## [Problem to work on]
Examine the entries and show every line in which the word "จำนวนเด" is found.

## [Input for this task]

◇ ◇ ◇ ◇ ◇

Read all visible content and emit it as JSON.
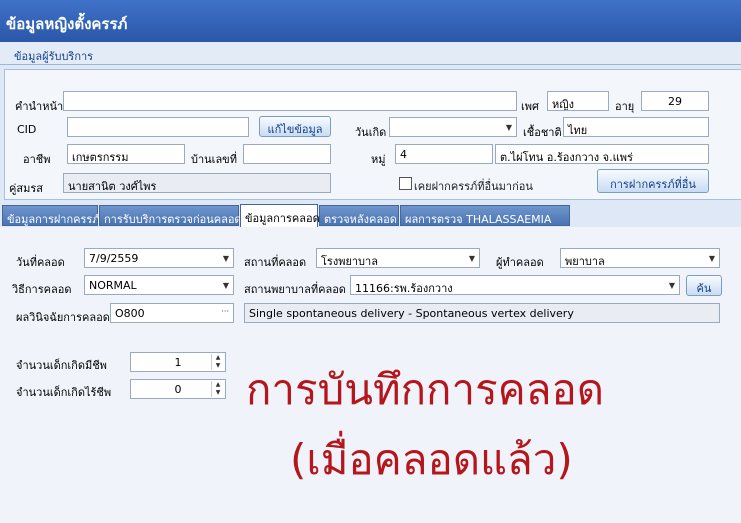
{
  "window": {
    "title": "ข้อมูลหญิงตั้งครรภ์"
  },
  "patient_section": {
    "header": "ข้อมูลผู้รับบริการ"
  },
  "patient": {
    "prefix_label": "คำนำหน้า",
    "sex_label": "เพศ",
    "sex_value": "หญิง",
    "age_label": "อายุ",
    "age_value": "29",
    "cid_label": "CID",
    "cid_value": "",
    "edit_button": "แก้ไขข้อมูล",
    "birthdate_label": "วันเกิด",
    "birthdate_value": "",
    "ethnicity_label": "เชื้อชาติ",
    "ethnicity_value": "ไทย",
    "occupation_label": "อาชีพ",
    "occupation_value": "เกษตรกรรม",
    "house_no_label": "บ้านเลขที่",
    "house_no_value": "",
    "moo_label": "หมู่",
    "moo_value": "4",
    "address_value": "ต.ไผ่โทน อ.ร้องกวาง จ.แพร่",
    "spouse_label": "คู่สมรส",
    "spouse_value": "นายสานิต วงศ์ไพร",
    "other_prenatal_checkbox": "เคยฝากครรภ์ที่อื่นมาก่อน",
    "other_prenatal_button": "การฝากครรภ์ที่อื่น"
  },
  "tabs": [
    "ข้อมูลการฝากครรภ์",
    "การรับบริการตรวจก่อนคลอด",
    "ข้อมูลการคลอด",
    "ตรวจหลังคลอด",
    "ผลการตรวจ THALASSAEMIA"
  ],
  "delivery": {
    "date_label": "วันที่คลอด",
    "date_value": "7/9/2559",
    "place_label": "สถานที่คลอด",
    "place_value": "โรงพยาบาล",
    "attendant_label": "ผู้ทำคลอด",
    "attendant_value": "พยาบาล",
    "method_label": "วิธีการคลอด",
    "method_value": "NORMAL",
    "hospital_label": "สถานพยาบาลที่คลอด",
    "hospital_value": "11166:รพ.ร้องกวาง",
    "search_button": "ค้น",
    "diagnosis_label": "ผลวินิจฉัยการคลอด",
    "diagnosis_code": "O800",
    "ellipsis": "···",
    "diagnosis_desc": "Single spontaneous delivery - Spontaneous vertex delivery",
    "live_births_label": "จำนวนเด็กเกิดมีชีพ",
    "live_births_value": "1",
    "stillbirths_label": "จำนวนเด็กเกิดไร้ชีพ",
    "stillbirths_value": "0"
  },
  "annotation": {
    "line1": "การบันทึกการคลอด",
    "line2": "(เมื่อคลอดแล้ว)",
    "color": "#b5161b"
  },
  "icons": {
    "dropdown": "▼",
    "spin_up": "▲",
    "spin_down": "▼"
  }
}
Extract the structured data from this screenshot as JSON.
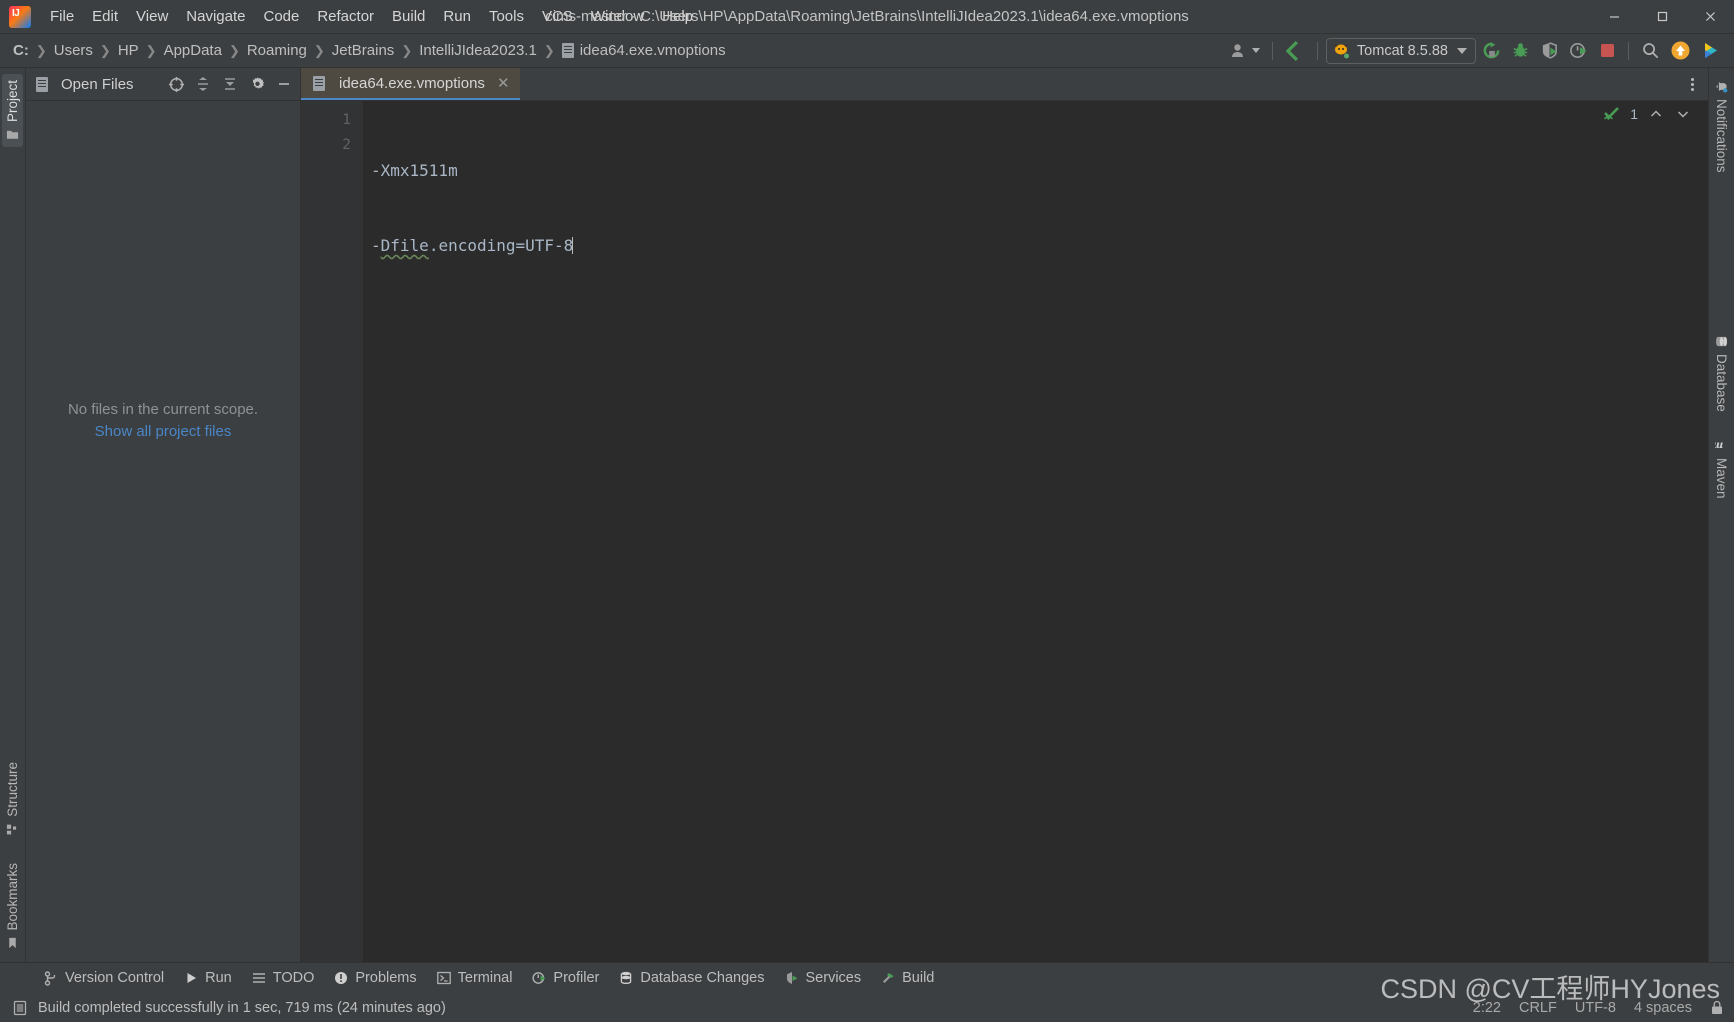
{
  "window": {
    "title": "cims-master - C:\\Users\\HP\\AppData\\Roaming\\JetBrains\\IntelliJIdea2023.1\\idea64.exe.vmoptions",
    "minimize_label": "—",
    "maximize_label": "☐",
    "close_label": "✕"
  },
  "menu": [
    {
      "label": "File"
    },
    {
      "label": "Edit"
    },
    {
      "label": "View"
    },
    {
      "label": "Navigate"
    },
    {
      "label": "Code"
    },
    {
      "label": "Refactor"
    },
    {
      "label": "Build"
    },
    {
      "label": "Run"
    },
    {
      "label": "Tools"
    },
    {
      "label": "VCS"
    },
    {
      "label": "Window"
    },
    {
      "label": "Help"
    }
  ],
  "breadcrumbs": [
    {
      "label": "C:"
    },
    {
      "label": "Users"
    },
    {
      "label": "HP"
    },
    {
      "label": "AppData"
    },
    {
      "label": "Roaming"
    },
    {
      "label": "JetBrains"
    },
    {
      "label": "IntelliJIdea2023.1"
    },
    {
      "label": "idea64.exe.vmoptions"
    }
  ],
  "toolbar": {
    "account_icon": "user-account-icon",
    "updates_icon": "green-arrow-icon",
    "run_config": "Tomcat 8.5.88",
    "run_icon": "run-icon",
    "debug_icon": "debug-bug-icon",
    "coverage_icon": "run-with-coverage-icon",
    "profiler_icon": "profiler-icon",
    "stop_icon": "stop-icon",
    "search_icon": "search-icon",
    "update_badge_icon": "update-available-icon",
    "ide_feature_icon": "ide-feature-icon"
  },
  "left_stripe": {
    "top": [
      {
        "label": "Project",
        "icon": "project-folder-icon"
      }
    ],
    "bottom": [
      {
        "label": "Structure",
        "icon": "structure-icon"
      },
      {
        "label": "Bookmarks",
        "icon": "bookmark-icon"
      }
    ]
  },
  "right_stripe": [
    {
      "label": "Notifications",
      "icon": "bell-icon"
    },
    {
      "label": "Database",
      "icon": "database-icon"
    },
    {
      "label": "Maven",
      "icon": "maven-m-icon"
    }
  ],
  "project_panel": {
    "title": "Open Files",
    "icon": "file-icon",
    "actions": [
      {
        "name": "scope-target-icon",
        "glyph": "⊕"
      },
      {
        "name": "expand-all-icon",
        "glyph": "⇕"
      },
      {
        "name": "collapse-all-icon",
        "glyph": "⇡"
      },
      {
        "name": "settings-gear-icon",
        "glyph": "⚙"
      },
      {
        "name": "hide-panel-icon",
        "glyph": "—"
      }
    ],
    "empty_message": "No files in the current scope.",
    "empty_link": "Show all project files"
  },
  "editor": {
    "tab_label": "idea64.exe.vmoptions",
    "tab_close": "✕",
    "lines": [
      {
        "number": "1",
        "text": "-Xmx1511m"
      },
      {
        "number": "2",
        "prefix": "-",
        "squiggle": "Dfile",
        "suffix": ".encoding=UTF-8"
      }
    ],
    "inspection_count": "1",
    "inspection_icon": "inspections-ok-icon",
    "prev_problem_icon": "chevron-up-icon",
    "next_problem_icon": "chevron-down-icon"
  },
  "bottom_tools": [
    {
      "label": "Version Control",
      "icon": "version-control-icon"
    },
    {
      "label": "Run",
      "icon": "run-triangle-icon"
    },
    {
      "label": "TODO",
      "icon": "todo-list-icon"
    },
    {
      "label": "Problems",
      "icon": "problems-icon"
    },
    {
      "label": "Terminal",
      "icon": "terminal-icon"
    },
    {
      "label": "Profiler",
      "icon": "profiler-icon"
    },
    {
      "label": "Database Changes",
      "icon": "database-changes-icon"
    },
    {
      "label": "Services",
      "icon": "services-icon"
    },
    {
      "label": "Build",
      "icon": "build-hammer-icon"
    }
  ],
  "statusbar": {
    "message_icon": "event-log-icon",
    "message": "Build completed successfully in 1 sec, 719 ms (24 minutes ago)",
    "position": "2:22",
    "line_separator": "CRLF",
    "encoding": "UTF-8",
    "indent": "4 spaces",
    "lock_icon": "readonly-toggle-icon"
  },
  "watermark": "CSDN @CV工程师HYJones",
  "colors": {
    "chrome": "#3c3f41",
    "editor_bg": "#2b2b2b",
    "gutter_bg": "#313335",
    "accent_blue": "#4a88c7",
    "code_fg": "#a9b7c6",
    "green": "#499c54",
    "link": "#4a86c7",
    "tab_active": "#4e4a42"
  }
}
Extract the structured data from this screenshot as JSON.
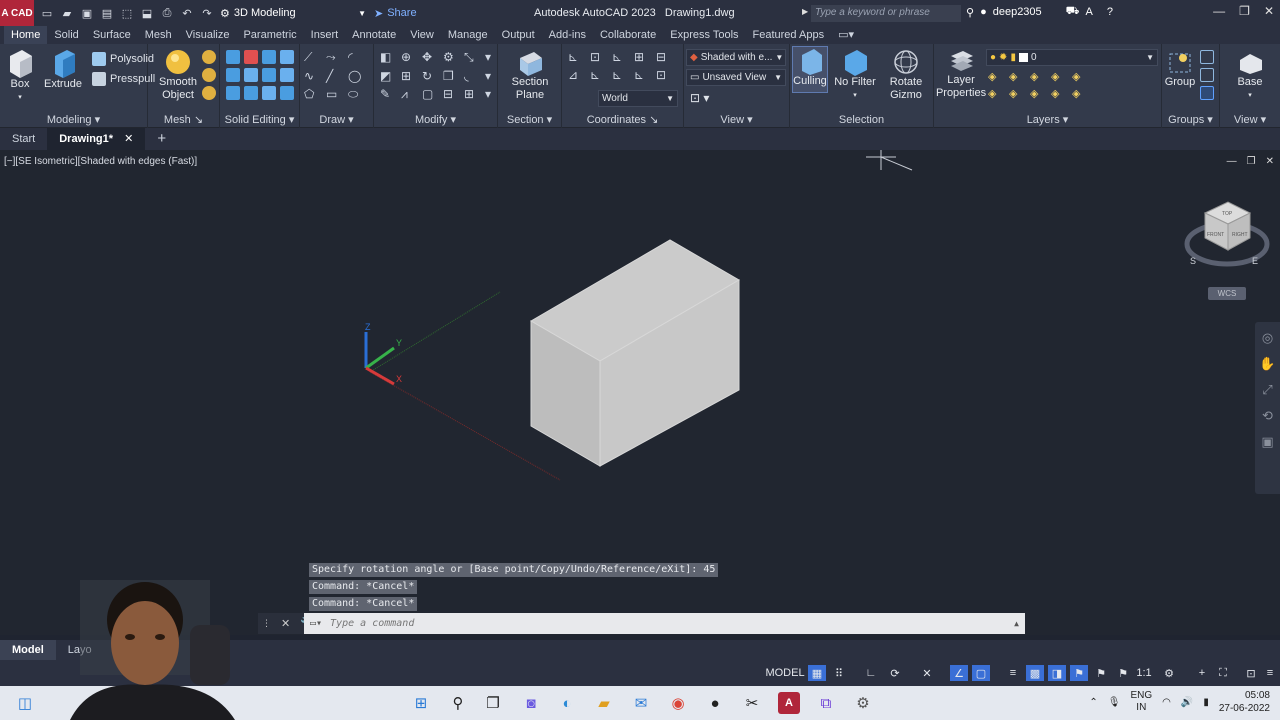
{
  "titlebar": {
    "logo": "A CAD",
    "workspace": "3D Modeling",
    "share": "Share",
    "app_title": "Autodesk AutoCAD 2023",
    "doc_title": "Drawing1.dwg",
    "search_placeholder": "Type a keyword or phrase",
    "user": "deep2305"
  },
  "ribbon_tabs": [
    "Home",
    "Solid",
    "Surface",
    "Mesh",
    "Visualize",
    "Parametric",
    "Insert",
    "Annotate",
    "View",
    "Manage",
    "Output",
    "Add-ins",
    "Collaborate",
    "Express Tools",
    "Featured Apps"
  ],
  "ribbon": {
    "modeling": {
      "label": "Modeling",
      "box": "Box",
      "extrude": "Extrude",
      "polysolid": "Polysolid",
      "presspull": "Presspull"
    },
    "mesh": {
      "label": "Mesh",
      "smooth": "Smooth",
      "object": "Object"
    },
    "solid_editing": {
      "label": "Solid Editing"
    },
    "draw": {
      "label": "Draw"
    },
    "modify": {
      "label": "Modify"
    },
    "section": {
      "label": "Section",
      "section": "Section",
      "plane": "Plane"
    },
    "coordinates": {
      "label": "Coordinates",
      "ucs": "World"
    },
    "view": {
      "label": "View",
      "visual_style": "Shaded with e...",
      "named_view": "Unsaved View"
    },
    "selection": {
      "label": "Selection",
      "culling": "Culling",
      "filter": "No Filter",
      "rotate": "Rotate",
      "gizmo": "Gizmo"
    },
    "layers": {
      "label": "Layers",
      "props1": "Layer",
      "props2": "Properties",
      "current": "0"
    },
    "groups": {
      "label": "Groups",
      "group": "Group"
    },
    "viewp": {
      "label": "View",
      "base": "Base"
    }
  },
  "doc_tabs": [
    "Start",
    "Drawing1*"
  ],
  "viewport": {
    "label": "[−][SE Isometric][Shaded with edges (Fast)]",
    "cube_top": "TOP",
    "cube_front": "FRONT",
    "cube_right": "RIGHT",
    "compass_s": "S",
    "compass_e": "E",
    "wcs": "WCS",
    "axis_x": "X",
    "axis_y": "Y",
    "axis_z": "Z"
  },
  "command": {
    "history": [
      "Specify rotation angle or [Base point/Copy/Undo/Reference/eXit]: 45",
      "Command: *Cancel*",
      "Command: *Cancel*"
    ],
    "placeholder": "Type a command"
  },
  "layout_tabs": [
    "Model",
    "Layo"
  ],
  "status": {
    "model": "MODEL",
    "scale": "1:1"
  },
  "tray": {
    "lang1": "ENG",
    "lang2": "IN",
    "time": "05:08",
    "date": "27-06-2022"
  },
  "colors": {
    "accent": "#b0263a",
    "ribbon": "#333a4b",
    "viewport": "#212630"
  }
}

◇ ◇ ◇ ◇ ◇

## [Output of the task]
    "live_births_label": "จำนวนเด็กเกิดมีชีพ",
    "stillbirths_label": "จำนวนเด็กเกิดไร้ชีพ",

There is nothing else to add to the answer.